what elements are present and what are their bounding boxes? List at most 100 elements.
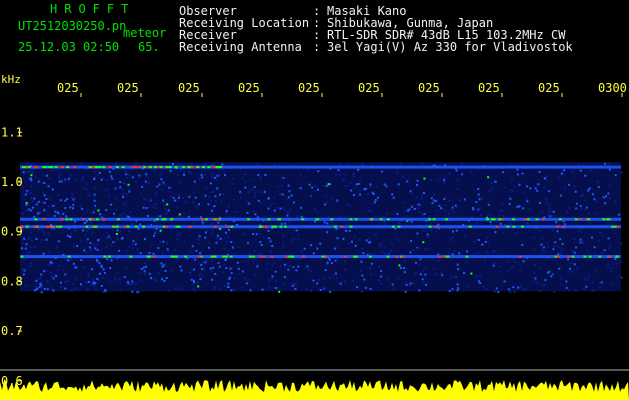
noise-speck <box>198 235 201 238</box>
noise-speck <box>259 233 262 235</box>
band-hotspot <box>102 218 106 221</box>
noise-speck <box>238 273 241 276</box>
noise-speck <box>257 199 260 202</box>
noise-speck <box>367 192 370 195</box>
noise-speck <box>398 239 401 242</box>
noise-speck <box>573 251 576 254</box>
band-hotspot <box>34 225 38 228</box>
noise-speck <box>369 273 372 276</box>
noise-speck <box>83 222 86 224</box>
noise-speck <box>284 263 286 266</box>
noise-speck <box>85 182 88 185</box>
noise-speck <box>614 232 617 235</box>
noise-speck <box>190 278 193 281</box>
noise-speck <box>146 175 149 178</box>
noise-speck <box>548 211 551 214</box>
noise-speck <box>83 187 86 189</box>
noise-speck <box>335 272 337 275</box>
noise-speck <box>86 281 89 284</box>
noise-speck <box>590 170 593 172</box>
noise-speck <box>516 173 519 176</box>
noise-speck <box>198 274 201 277</box>
x-tick-label: 025 <box>117 81 139 95</box>
noise-speck <box>92 278 95 281</box>
noise-speck <box>353 187 356 190</box>
noise-speck <box>456 206 459 209</box>
noise-speck <box>214 273 217 275</box>
noise-speck <box>507 260 510 263</box>
noise-speck <box>201 275 204 278</box>
noise-speck <box>50 272 53 275</box>
noise-speck <box>48 250 51 253</box>
noise-speck <box>64 258 67 260</box>
noise-speck <box>415 247 418 250</box>
noise-speck <box>547 245 550 248</box>
noise-speck <box>159 215 162 218</box>
noise-speck <box>83 265 86 268</box>
noise-speck <box>479 282 482 285</box>
noise-speck <box>231 246 234 249</box>
noise-speck <box>335 276 338 279</box>
noise-speck <box>33 197 36 200</box>
noise-speck <box>566 210 569 213</box>
noise-speck <box>247 190 250 193</box>
noise-speck <box>405 283 408 286</box>
antenna-label: Receiving Antenna <box>179 40 302 54</box>
noise-speck <box>131 280 134 283</box>
noise-speck <box>183 171 186 174</box>
noise-speck <box>26 191 29 194</box>
noise-speck <box>109 237 112 240</box>
noise-speck <box>538 229 541 232</box>
noise-speck <box>80 259 83 261</box>
noise-speck <box>332 274 335 277</box>
noise-speck <box>477 188 480 190</box>
noise-speck <box>393 288 396 291</box>
noise-speck <box>183 173 185 176</box>
band-hotspot <box>168 166 172 169</box>
band-hotspot <box>262 255 266 258</box>
noise-speck <box>43 270 45 273</box>
noise-speck <box>141 185 144 188</box>
noise-speck <box>457 179 460 182</box>
band-hotspot <box>368 255 372 258</box>
y-axis-unit: kHz <box>1 73 21 86</box>
noise-speck <box>81 180 84 183</box>
noise-speck <box>614 200 617 203</box>
noise-speck <box>88 246 91 249</box>
band-hotspot <box>386 255 390 258</box>
noise-speck <box>277 286 279 289</box>
noise-speck <box>435 273 437 276</box>
noise-speck <box>477 193 480 196</box>
noise-speck <box>378 279 380 282</box>
band-hotspot <box>608 255 612 258</box>
noise-speck <box>408 284 411 287</box>
noise-speck <box>424 273 427 276</box>
noise-speck <box>254 274 257 276</box>
band-hotspot <box>197 255 201 258</box>
noise-speck <box>583 277 586 280</box>
band-hotspot <box>340 225 344 228</box>
noise-speck <box>114 276 117 279</box>
noise-speck <box>506 269 509 272</box>
noise-speck <box>183 240 186 243</box>
noise-speck <box>59 179 62 182</box>
noise-speck <box>611 263 614 266</box>
noise-speck <box>518 205 521 208</box>
noise-speck <box>545 241 548 244</box>
noise-speck <box>414 272 417 275</box>
noise-speck <box>28 170 31 173</box>
noise-speck <box>494 270 497 273</box>
noise-speck <box>196 281 199 284</box>
noise-speck <box>594 270 597 273</box>
noise-speck <box>46 281 49 284</box>
noise-speck <box>619 260 622 263</box>
noise-speck <box>292 238 295 241</box>
noise-speck <box>31 239 33 242</box>
noise-speck <box>472 208 475 211</box>
noise-speck <box>384 223 387 226</box>
noise-speck <box>106 257 109 260</box>
noise-speck <box>274 270 277 273</box>
noise-speck <box>467 285 469 288</box>
noise-speck <box>266 263 269 265</box>
band-hotspot <box>202 166 205 169</box>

****************************************

**Exercise goal:**
Copy every line of the records above word for word, leaving out the pictures.

**The response:**
what elements are present and what are their bounding boxes? List at most 100 elements.
noise-speck <box>198 235 201 238</box>
noise-speck <box>259 233 262 235</box>
band-hotspot <box>102 218 106 221</box>
noise-speck <box>238 273 241 276</box>
noise-speck <box>257 199 260 202</box>
noise-speck <box>367 192 370 195</box>
noise-speck <box>398 239 401 242</box>
noise-speck <box>573 251 576 254</box>
band-hotspot <box>34 225 38 228</box>
noise-speck <box>369 273 372 276</box>
noise-speck <box>83 222 86 224</box>
noise-speck <box>284 263 286 266</box>
noise-speck <box>85 182 88 185</box>
noise-speck <box>614 232 617 235</box>
noise-speck <box>190 278 193 281</box>
noise-speck <box>146 175 149 178</box>
noise-speck <box>548 211 551 214</box>
noise-speck <box>83 187 86 189</box>
noise-speck <box>335 272 337 275</box>
noise-speck <box>86 281 89 284</box>
noise-speck <box>590 170 593 172</box>
noise-speck <box>516 173 519 176</box>
noise-speck <box>198 274 201 277</box>
x-tick-label: 025 <box>117 81 139 95</box>
noise-speck <box>92 278 95 281</box>
noise-speck <box>353 187 356 190</box>
noise-speck <box>456 206 459 209</box>
noise-speck <box>214 273 217 275</box>
noise-speck <box>507 260 510 263</box>
noise-speck <box>201 275 204 278</box>
noise-speck <box>50 272 53 275</box>
noise-speck <box>48 250 51 253</box>
noise-speck <box>64 258 67 260</box>
noise-speck <box>415 247 418 250</box>
noise-speck <box>547 245 550 248</box>
noise-speck <box>159 215 162 218</box>
noise-speck <box>83 265 86 268</box>
noise-speck <box>479 282 482 285</box>
noise-speck <box>231 246 234 249</box>
noise-speck <box>335 276 338 279</box>
noise-speck <box>33 197 36 200</box>
noise-speck <box>566 210 569 213</box>
noise-speck <box>247 190 250 193</box>
noise-speck <box>405 283 408 286</box>
antenna-label: Receiving Antenna <box>179 40 302 54</box>
noise-speck <box>131 280 134 283</box>
noise-speck <box>183 171 186 174</box>
noise-speck <box>26 191 29 194</box>
noise-speck <box>109 237 112 240</box>
noise-speck <box>538 229 541 232</box>
noise-speck <box>80 259 83 261</box>
noise-speck <box>332 274 335 277</box>
noise-speck <box>477 188 480 190</box>
noise-speck <box>393 288 396 291</box>
noise-speck <box>183 173 185 176</box>
band-hotspot <box>168 166 172 169</box>
band-hotspot <box>262 255 266 258</box>
noise-speck <box>43 270 45 273</box>
noise-speck <box>141 185 144 188</box>
noise-speck <box>457 179 460 182</box>
band-hotspot <box>368 255 372 258</box>
y-axis-unit: kHz <box>1 73 21 86</box>
noise-speck <box>81 180 84 183</box>
noise-speck <box>614 200 617 203</box>
noise-speck <box>88 246 91 249</box>
band-hotspot <box>386 255 390 258</box>
noise-speck <box>277 286 279 289</box>
noise-speck <box>435 273 437 276</box>
noise-speck <box>477 193 480 196</box>
noise-speck <box>378 279 380 282</box>
band-hotspot <box>608 255 612 258</box>
noise-speck <box>408 284 411 287</box>
noise-speck <box>424 273 427 276</box>
noise-speck <box>254 274 257 276</box>
band-hotspot <box>197 255 201 258</box>
noise-speck <box>583 277 586 280</box>
band-hotspot <box>340 225 344 228</box>
noise-speck <box>114 276 117 279</box>
noise-speck <box>506 269 509 272</box>
noise-speck <box>183 240 186 243</box>
noise-speck <box>59 179 62 182</box>
noise-speck <box>611 263 614 266</box>
noise-speck <box>518 205 521 208</box>
noise-speck <box>545 241 548 244</box>
noise-speck <box>414 272 417 275</box>
noise-speck <box>28 170 31 173</box>
noise-speck <box>494 270 497 273</box>
noise-speck <box>196 281 199 284</box>
noise-speck <box>594 270 597 273</box>
noise-speck <box>46 281 49 284</box>
noise-speck <box>619 260 622 263</box>
noise-speck <box>292 238 295 241</box>
noise-speck <box>31 239 33 242</box>
noise-speck <box>472 208 475 211</box>
noise-speck <box>384 223 387 226</box>
noise-speck <box>106 257 109 260</box>
noise-speck <box>274 270 277 273</box>
noise-speck <box>467 285 469 288</box>
noise-speck <box>266 263 269 265</box>
band-hotspot <box>202 166 205 169</box>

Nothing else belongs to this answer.